*Provided data:*
## Begin
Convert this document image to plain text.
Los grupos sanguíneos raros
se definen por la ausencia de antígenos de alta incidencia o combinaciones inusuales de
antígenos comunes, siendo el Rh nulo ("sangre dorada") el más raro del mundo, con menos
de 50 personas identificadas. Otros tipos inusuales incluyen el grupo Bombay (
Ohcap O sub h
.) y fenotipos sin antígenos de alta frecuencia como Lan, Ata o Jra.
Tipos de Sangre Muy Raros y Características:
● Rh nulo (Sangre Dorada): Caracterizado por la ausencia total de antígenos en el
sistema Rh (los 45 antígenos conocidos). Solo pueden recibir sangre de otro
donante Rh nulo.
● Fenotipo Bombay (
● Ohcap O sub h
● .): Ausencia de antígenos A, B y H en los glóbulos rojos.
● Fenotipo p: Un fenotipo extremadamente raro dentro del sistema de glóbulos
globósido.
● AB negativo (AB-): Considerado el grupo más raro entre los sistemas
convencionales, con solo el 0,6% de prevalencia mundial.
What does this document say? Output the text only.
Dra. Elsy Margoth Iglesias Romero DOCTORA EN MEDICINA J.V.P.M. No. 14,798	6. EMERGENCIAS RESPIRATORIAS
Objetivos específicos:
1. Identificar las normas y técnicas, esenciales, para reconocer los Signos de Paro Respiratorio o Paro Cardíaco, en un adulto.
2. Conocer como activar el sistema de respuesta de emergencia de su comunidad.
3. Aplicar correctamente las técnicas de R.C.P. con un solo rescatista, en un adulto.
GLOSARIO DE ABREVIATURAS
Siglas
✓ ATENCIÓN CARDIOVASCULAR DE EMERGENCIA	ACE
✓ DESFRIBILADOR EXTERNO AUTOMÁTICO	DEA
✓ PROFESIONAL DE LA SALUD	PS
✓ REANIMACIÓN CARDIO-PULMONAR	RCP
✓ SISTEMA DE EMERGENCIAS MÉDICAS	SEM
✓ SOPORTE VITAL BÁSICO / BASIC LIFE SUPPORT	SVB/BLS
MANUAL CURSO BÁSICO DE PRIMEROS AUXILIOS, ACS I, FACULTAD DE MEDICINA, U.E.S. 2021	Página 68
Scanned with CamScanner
## End
*The task:*
With the line containing "What does this" as the first and the last line of the records as the final one, print exactly the lines in that span.

*Task solution:*
What does this document say? Output the text only.
Dra. Elsy Margoth Iglesias Romero DOCTORA EN MEDICINA J.V.P.M. No. 14,798	6. EMERGENCIAS RESPIRATORIAS
Objetivos específicos:
1. Identificar las normas y técnicas, esenciales, para reconocer los Signos de Paro Respiratorio o Paro Cardíaco, en un adulto.
2. Conocer como activar el sistema de respuesta de emergencia de su comunidad.
3. Aplicar correctamente las técnicas de R.C.P. con un solo rescatista, en un adulto.
GLOSARIO DE ABREVIATURAS
Siglas
✓ ATENCIÓN CARDIOVASCULAR DE EMERGENCIA	ACE
✓ DESFRIBILADOR EXTERNO AUTOMÁTICO	DEA
✓ PROFESIONAL DE LA SALUD	PS
✓ REANIMACIÓN CARDIO-PULMONAR	RCP
✓ SISTEMA DE EMERGENCIAS MÉDICAS	SEM
✓ SOPORTE VITAL BÁSICO / BASIC LIFE SUPPORT	SVB/BLS
MANUAL CURSO BÁSICO DE PRIMEROS AUXILIOS, ACS I, FACULTAD DE MEDICINA, U.E.S. 2021	Página 68
Scanned with CamScanner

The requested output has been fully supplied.